Given passage —
Mark Webb, the serial challenger of Grant County’s anti-fed ordinances, isn't done.

Future targets include a resolution from 1999 which says county residents should be able to use federal lands in accordance with the “custom and culture” of Grant County. Also in Webb’s sights is a 1995 voter-approved measure that he said “essentially outlawed” Forest Service and BLM management and ownership of land within the county.

Before his recent setback, Webb had some success in challenging measures. Judge Cramer dissolved the voter-approved Grant County Public Forest Commission in 2016, for example, after a successful court challenge. A citizen initiative created that commission in 2002 to establish and administer policies for all public lands and natural resources within Grant County.

Webb filed the most recent challenge on his own and represented himself in court, even though he's not a lawyer. The Mt. Vernon resident's varied background includes a Ph.D. in philosophy, a one-term stint as the nonpartisan chair of the county commission, and his current job running a forestry nonprofit that promotes collaboration.

One major motivation for Webb’s efforts was the armed takeover of the Malheur National Wildlife Refuge, which took place just one county away to the south in 2016. The memory of that confrontation remains on the minds of many of those working on public lands management today.

Stored rows —
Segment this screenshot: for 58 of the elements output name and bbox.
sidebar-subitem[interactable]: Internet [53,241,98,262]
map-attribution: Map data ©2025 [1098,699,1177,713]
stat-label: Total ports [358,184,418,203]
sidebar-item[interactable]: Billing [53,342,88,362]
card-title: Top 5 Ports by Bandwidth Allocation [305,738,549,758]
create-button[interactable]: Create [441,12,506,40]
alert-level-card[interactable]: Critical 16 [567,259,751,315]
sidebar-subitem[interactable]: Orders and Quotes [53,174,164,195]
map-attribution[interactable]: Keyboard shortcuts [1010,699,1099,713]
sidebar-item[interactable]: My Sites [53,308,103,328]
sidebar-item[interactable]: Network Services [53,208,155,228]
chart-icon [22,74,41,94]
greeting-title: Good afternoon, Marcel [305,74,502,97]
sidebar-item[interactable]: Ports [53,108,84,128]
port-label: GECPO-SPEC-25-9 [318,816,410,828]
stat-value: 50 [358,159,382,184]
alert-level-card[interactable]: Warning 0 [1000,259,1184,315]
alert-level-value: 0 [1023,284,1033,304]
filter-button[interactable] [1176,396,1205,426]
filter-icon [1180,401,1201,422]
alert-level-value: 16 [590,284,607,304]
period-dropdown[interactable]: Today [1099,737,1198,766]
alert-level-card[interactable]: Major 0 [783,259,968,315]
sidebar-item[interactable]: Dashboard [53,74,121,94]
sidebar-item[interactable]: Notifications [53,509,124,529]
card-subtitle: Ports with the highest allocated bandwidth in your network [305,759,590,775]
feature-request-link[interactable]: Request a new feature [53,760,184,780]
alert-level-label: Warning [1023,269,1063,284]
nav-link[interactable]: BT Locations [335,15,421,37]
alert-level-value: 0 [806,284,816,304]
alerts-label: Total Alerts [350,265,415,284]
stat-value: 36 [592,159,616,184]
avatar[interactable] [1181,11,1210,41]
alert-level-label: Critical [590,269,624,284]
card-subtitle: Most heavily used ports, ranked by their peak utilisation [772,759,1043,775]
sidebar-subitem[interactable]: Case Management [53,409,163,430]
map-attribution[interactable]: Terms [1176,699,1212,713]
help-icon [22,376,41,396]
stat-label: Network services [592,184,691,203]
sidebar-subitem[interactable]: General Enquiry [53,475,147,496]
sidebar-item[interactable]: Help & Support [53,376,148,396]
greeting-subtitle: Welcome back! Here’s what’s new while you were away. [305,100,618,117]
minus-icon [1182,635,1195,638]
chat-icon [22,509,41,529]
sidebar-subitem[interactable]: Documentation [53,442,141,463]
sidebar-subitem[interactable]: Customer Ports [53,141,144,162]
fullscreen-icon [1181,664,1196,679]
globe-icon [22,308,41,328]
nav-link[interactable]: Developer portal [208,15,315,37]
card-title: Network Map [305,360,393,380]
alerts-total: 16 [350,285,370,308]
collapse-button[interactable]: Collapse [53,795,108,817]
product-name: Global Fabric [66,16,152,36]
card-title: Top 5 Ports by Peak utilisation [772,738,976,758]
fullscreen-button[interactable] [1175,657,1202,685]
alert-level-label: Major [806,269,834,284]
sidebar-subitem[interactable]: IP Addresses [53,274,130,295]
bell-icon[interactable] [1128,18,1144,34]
==
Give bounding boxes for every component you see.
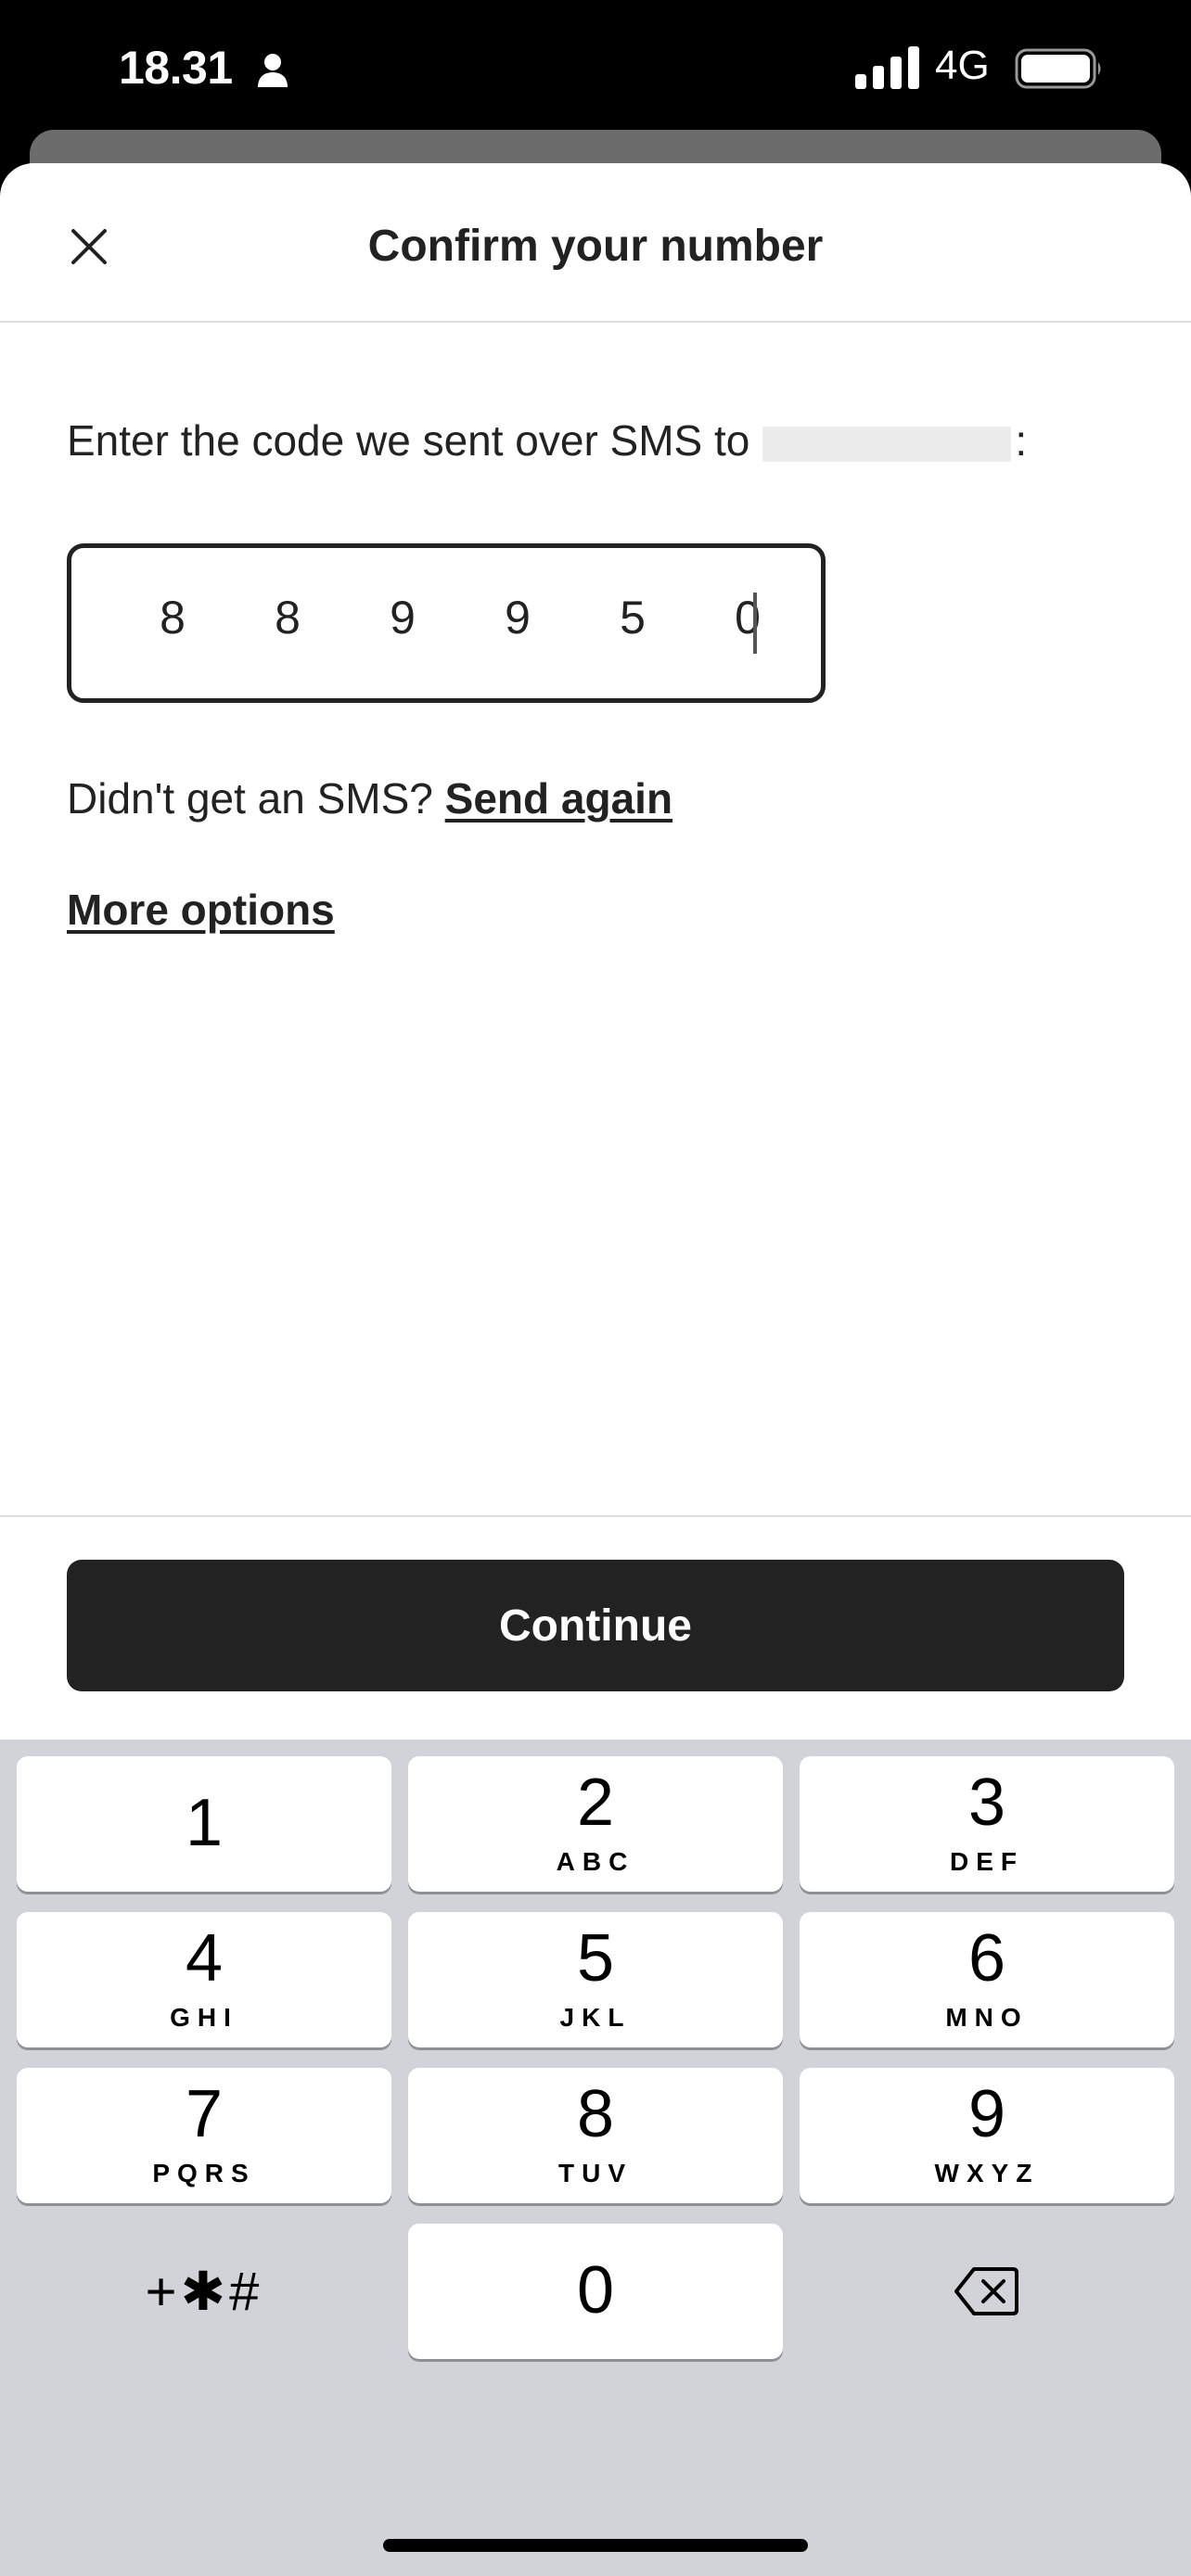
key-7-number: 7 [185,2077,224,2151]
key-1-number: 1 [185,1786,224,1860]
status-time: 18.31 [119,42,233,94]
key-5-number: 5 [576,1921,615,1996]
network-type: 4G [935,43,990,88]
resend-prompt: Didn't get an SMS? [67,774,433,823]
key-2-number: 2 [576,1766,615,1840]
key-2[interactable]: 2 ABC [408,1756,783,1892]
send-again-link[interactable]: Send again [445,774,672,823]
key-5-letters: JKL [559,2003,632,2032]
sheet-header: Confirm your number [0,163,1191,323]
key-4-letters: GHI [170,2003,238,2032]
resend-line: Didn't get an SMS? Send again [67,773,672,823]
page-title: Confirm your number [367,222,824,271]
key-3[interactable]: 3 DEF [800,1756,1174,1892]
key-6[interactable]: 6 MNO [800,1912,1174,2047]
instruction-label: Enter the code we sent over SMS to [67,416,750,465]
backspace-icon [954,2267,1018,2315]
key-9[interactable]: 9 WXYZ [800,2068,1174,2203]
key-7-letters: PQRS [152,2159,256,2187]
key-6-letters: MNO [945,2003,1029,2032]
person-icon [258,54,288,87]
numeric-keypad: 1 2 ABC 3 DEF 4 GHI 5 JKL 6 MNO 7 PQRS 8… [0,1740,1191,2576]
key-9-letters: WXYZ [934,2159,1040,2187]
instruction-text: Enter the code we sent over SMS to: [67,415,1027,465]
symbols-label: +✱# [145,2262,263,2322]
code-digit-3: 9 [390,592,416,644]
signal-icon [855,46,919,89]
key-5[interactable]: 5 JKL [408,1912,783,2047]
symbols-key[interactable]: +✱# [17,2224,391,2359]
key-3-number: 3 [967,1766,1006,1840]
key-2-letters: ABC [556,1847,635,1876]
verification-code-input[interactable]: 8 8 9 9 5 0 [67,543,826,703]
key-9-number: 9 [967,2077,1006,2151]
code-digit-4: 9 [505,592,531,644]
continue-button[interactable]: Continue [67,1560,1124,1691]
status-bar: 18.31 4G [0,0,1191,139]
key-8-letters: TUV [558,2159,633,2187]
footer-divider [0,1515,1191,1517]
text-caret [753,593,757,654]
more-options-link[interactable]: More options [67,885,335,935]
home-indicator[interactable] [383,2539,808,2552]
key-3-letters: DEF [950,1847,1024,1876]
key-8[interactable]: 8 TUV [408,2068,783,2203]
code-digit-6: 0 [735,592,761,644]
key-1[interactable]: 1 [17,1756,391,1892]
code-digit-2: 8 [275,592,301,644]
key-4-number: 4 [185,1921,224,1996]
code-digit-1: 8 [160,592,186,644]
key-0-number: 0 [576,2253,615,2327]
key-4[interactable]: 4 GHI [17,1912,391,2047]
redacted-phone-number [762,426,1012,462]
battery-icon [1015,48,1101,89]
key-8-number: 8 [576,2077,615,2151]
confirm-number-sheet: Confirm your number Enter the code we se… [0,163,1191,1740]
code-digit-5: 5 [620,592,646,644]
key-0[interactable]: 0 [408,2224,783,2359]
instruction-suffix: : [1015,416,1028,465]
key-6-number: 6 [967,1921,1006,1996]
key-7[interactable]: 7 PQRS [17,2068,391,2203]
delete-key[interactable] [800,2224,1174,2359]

Your tasks —
**A)** According to the passage on Mark Webb's challenges to Grant County's anti-federal measures, in what year did a citizen initiative create the Grant County Public Forest Commission?
**B)** Reproduce the passage on Mark Webb's challenges to Grant County's anti-federal measures from "Future targets include" up to and including "within the county.".

Expected responses —
**A)** 2002

**B)**
Future targets include a resolution from 1999 which says county residents should be able to use federal lands in accordance with the “custom and culture” of Grant County. Also in Webb’s sights is a 1995 voter-approved measure that he said “essentially outlawed” Forest Service and BLM management and ownership of land within the county.